EXERCISE INSTRUCTIONS: Transcribe the records in full, keeping every character as it is.

SUPPLIED DATA:
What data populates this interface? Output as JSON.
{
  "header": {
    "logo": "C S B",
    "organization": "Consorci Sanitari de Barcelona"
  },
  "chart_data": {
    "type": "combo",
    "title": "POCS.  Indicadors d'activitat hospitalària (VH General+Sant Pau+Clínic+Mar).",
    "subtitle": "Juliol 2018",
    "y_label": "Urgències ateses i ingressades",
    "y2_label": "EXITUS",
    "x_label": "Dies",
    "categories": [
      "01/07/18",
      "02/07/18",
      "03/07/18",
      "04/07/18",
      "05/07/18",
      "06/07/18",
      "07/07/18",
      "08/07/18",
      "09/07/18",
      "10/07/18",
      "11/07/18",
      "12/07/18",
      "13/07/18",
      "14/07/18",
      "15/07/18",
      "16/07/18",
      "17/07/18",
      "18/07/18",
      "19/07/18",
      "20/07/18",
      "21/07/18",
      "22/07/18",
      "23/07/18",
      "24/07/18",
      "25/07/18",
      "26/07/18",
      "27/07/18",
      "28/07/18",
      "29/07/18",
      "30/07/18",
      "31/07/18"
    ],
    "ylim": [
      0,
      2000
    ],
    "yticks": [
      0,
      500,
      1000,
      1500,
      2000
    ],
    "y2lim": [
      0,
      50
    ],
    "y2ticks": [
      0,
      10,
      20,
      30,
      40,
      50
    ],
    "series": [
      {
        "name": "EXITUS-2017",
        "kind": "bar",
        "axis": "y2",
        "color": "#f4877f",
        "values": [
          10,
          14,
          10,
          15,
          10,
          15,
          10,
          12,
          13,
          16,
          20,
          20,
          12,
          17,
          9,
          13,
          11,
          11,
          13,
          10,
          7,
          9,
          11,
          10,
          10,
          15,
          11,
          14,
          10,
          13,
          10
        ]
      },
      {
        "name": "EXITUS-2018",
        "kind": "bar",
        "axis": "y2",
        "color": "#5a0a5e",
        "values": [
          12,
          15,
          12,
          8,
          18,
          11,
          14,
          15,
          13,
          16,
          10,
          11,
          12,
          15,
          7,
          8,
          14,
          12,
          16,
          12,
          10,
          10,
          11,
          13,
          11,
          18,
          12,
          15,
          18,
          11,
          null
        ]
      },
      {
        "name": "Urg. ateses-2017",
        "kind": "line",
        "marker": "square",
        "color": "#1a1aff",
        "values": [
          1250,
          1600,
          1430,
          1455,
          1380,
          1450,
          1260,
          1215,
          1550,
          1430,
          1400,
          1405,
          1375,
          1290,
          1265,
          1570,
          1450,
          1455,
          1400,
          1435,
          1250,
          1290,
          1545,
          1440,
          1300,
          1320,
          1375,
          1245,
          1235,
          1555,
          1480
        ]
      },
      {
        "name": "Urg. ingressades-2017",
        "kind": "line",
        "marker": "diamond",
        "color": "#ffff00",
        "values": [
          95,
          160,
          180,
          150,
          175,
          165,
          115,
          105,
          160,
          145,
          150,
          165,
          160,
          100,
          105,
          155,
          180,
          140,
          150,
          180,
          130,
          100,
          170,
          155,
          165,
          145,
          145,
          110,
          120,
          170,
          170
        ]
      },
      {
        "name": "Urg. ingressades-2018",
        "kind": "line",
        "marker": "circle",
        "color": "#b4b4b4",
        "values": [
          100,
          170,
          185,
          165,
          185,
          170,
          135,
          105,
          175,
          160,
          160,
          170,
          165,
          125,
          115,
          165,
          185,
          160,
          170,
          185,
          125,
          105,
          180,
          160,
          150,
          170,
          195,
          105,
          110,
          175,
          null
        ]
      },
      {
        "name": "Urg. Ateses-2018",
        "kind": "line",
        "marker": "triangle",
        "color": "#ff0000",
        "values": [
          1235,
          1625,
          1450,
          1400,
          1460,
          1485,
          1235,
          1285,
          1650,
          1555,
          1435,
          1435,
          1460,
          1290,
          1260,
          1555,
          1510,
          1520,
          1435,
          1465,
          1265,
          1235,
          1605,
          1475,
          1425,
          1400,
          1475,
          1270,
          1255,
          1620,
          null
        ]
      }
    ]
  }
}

RESPONSE:
What data populates this interface? Output as JSON.
{
  "header": {
    "logo": "C S B",
    "organization": "Consorci Sanitari de Barcelona"
  },
  "chart_data": {
    "type": "combo",
    "title": "POCS.  Indicadors d'activitat hospitalària (VH General+Sant Pau+Clínic+Mar).",
    "subtitle": "Juliol 2018",
    "y_label": "Urgències ateses i ingressades",
    "y2_label": "EXITUS",
    "x_label": "Dies",
    "categories": [
      "01/07/18",
      "02/07/18",
      "03/07/18",
      "04/07/18",
      "05/07/18",
      "06/07/18",
      "07/07/18",
      "08/07/18",
      "09/07/18",
      "10/07/18",
      "11/07/18",
      "12/07/18",
      "13/07/18",
      "14/07/18",
      "15/07/18",
      "16/07/18",
      "17/07/18",
      "18/07/18",
      "19/07/18",
      "20/07/18",
      "21/07/18",
      "22/07/18",
      "23/07/18",
      "24/07/18",
      "25/07/18",
      "26/07/18",
      "27/07/18",
      "28/07/18",
      "29/07/18",
      "30/07/18",
      "31/07/18"
    ],
    "ylim": [
      0,
      2000
    ],
    "yticks": [
      0,
      500,
      1000,
      1500,
      2000
    ],
    "y2lim": [
      0,
      50
    ],
    "y2ticks": [
      0,
      10,
      20,
      30,
      40,
      50
    ],
    "series": [
      {
        "name": "EXITUS-2017",
        "kind": "bar",
        "axis": "y2",
        "color": "#f4877f",
        "values": [
          10,
          14,
          10,
          15,
          10,
          15,
          10,
          12,
          13,
          16,
          20,
          20,
          12,
          17,
          9,
          13,
          11,
          11,
          13,
          10,
          7,
          9,
          11,
          10,
          10,
          15,
          11,
          14,
          10,
          13,
          10
        ]
      },
      {
        "name": "EXITUS-2018",
        "kind": "bar",
        "axis": "y2",
        "color": "#5a0a5e",
        "values": [
          12,
          15,
          12,
          8,
          18,
          11,
          14,
          15,
          13,
          16,
          10,
          11,
          12,
          15,
          7,
          8,
          14,
          12,
          16,
          12,
          10,
          10,
          11,
          13,
          11,
          18,
          12,
          15,
          18,
          11,
          null
        ]
      },
      {
        "name": "Urg. ateses-2017",
        "kind": "line",
        "marker": "square",
        "color": "#1a1aff",
        "values": [
          1250,
          1600,
          1430,
          1455,
          1380,
          1450,
          1260,
          1215,
          1550,
          1430,
          1400,
          1405,
          1375,
          1290,
          1265,
          1570,
          1450,
          1455,
          1400,
          1435,
          1250,
          1290,
          1545,
          1440,
          1300,
          1320,
          1375,
          1245,
          1235,
          1555,
          1480
        ]
      },
      {
        "name": "Urg. ingressades-2017",
        "kind": "line",
        "marker": "diamond",
        "color": "#ffff00",
        "values": [
          95,
          160,
          180,
          150,
          175,
          165,
          115,
          105,
          160,
          145,
          150,
          165,
          160,
          100,
          105,
          155,
          180,
          140,
          150,
          180,
          130,
          100,
          170,
          155,
          165,
          145,
          145,
          110,
          120,
          170,
          170
        ]
      },
      {
        "name": "Urg. ingressades-2018",
        "kind": "line",
        "marker": "circle",
        "color": "#b4b4b4",
        "values": [
          100,
          170,
          185,
          165,
          185,
          170,
          135,
          105,
          175,
          160,
          160,
          170,
          165,
          125,
          115,
          165,
          185,
          160,
          170,
          185,
          125,
          105,
          180,
          160,
          150,
          170,
          195,
          105,
          110,
          175,
          null
        ]
      },
      {
        "name": "Urg. Ateses-2018",
        "kind": "line",
        "marker": "triangle",
        "color": "#ff0000",
        "values": [
          1235,
          1625,
          1450,
          1400,
          1460,
          1485,
          1235,
          1285,
          1650,
          1555,
          1435,
          1435,
          1460,
          1290,
          1260,
          1555,
          1510,
          1520,
          1435,
          1465,
          1265,
          1235,
          1605,
          1475,
          1425,
          1400,
          1475,
          1270,
          1255,
          1620,
          null
        ]
      }
    ]
  }
}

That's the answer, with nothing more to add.